6 thoughts on “Nonprofit Corporate Governance: The Board’s Role”

  1. Non-profit board members (except in the case of foundations with large endowments) are often expected to personally bring in substantial revenue to the organization, through their direct charity and personal fund raising. This can lead to board members being selected on the basis of wealth and access to wealth, rather than primarily on the ability to perform the roles mentioned by Ms. Rosenthal. The burden of fund raising also can limit the attention that board members give to governance. However, as Ms. Rosenthal suggests, the most common failure of all boards, both business and non-profit, is to be too deferential to management, and this failure is often actively sought by Chief Executives (both business and non-profit).

    1. I need to apologize that I originally missed the paragraph of the post where selection of board members for fund-raising was addressed…

  2. Another thing that (often) distinguishes nonprofit boards from those of for-profit corporations is their size compared to the size (both dollar and staff) of the underlying organization. A for-profit with revenue of a million or two a year is going to have a handful of people on the board, almost all of them directly involved in the day-to-day operation of the business. There will almost certainly be more employees than board members. A small nonprofit, in contrast, may have only one or two employees (or sometimes no paid employees at all) but a board of half a dozen to a dozen people. With only one or two involved in day-to-day operations. You need this kind of superstructure when playing with other people’s money for a supposedly altruistic purpose, but it does make nonprofit boards fundamentally different even if they don’t want to be.

  3. Thanks for tackling such a difficult topic. I’ve served as a board member for private non-profits and I’ve provided legal advice to elected boards that govern bodies politic and corporate here in Massachusetts. The model of a governing board that runs a local housing authority, for example, is desperately in need of redesign. We keep having awful scandals ( and the stories are all the same. In many cases, the board only knows what the E.D. reports, so the notion that the board controls the E.D. is fanciful. In other cases, board members turn housing authorities into their own fiefdoms ( No easy answers.

**TASKS:**
1. Do these statements agree with the comments on nonprofit board governance? Answer yes or no for each, and quote the words that decide it. (a) A small nonprofit may have no paid employees at all. (b) The first commenter calls being too deferential to management the most common failure of boards. (c) The commenter who advised Massachusetts housing authorities says the board reliably controls the E.D.
2. Can you carry on the comments on nonprofit board governance from the point where they end?

(Stored data entries)
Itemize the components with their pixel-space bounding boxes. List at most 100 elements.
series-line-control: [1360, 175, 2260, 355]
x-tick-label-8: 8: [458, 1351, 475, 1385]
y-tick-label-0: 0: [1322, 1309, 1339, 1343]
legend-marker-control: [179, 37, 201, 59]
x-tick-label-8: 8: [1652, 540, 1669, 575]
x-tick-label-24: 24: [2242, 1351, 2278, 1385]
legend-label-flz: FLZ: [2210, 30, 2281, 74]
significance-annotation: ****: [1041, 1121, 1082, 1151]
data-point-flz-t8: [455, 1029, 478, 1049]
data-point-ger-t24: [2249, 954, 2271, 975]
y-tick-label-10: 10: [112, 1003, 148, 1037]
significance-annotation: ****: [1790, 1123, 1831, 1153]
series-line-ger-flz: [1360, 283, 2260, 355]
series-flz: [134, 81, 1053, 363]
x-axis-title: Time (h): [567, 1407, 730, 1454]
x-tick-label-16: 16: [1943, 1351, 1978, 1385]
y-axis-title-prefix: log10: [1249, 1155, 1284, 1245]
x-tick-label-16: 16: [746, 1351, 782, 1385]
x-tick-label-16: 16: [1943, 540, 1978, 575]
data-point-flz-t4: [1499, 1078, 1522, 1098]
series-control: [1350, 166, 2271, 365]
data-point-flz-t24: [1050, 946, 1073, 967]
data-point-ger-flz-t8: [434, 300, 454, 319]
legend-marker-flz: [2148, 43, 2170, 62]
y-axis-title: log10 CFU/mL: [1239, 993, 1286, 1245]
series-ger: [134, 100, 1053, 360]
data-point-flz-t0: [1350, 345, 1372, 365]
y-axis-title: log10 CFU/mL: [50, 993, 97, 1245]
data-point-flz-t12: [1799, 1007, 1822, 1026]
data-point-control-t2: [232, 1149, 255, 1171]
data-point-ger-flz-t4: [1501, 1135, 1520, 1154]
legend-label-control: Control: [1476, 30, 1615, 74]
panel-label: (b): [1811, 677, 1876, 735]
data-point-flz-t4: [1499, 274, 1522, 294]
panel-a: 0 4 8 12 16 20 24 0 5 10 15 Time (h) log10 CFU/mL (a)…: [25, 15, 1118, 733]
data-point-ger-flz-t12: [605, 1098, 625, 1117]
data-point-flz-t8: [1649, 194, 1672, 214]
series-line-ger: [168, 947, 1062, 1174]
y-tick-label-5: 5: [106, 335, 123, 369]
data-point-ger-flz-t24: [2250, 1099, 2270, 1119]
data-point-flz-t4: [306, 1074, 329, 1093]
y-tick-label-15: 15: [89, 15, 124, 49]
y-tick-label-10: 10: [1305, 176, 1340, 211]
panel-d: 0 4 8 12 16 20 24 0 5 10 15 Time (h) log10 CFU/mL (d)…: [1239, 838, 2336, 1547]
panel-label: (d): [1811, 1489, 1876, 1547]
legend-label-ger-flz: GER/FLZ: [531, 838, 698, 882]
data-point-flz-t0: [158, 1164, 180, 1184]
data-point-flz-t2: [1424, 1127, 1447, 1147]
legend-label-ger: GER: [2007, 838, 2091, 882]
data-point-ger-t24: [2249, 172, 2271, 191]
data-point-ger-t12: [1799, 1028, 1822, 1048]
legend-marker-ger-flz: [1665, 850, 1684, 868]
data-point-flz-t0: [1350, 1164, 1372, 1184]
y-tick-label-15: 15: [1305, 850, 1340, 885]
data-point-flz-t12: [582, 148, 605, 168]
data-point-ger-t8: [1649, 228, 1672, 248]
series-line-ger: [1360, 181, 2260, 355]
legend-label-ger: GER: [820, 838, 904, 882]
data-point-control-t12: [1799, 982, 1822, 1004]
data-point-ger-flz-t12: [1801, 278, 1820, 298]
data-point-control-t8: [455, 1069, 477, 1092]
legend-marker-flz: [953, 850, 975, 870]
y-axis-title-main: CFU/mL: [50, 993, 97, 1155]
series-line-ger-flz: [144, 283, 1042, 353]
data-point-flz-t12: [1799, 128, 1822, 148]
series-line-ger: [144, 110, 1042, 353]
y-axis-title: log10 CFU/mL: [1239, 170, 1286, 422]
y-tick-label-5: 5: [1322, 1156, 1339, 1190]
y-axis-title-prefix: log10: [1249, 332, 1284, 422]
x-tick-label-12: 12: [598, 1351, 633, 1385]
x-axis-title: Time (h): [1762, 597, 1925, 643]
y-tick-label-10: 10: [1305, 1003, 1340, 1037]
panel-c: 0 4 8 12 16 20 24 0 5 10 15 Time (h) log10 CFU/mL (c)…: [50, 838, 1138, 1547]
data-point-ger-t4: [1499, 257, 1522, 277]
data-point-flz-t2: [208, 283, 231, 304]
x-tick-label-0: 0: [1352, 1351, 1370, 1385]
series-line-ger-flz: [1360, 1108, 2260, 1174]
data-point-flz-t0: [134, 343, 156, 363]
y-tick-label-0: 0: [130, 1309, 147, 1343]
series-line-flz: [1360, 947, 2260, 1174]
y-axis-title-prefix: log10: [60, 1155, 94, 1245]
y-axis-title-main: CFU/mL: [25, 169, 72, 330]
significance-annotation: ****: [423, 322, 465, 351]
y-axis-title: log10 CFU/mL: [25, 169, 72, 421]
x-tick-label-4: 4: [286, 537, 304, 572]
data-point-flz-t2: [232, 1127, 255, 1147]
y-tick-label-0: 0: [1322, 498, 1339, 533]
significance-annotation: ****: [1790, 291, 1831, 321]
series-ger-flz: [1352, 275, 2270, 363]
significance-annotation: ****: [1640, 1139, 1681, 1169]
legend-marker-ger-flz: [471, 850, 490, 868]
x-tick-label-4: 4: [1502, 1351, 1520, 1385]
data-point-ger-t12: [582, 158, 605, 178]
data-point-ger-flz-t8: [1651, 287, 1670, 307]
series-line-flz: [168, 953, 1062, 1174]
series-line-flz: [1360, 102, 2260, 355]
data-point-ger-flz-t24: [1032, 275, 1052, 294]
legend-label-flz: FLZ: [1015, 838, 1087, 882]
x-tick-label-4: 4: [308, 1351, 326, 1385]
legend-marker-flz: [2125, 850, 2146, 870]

**RESPONSE LIST:**
1.
(a) Yes: "or sometimes no paid employees at all"
(b) Yes: "the most common failure of all boards, both business and non-profit, is to be too deferential to management"
(c) No: "the notion that the board controls the E.D. is fanciful"

2.
    Non-profits are also in need of a different model. The line between micro-managing and oversight can be impossible to discern. It isn’t even clear, much of the time, when a board vote is needed. We muddle along, and as I drive home from board meetings, I am often aware that we’re all just making it up as we go along.

    1. You may want to glance at the third edition (2011)of my book Policy vs. Paper Clips. Listed on The model has been adopted by thousands of nonprofits and address the issue you have sited in depth.

  4. Often nonprofit Board members are recruited just as for-profit Board members are: with a promise that they won’t have to do any work. Then the Executive Director and staff wonder why Board members never do any work. If we’re clear about our expectations of Board members (which we can be in a relatively simple document outlining their tasks and duties), they will measure up. And I reject as false the dichotomy between Board members who give money and those who give time or oversight: every Board member can do both. What’s really missing in nonprofits is adequate training of Board members, of the kind offered to prospective small business owners by the Small Business Administration. (Apparently the SBA also offers guidance to nonprofits but it’s something of an afterthought.)

    If we’re going to go on having the most important business of society (caring for our sick, educating our children, supporting the arts, etc.) done by agencies whose governors are untrained volunteers, we can’t be surprised if those agencies frequently aren’t up to the task. Volunteers can do phenomenal work, but they have to be shown how.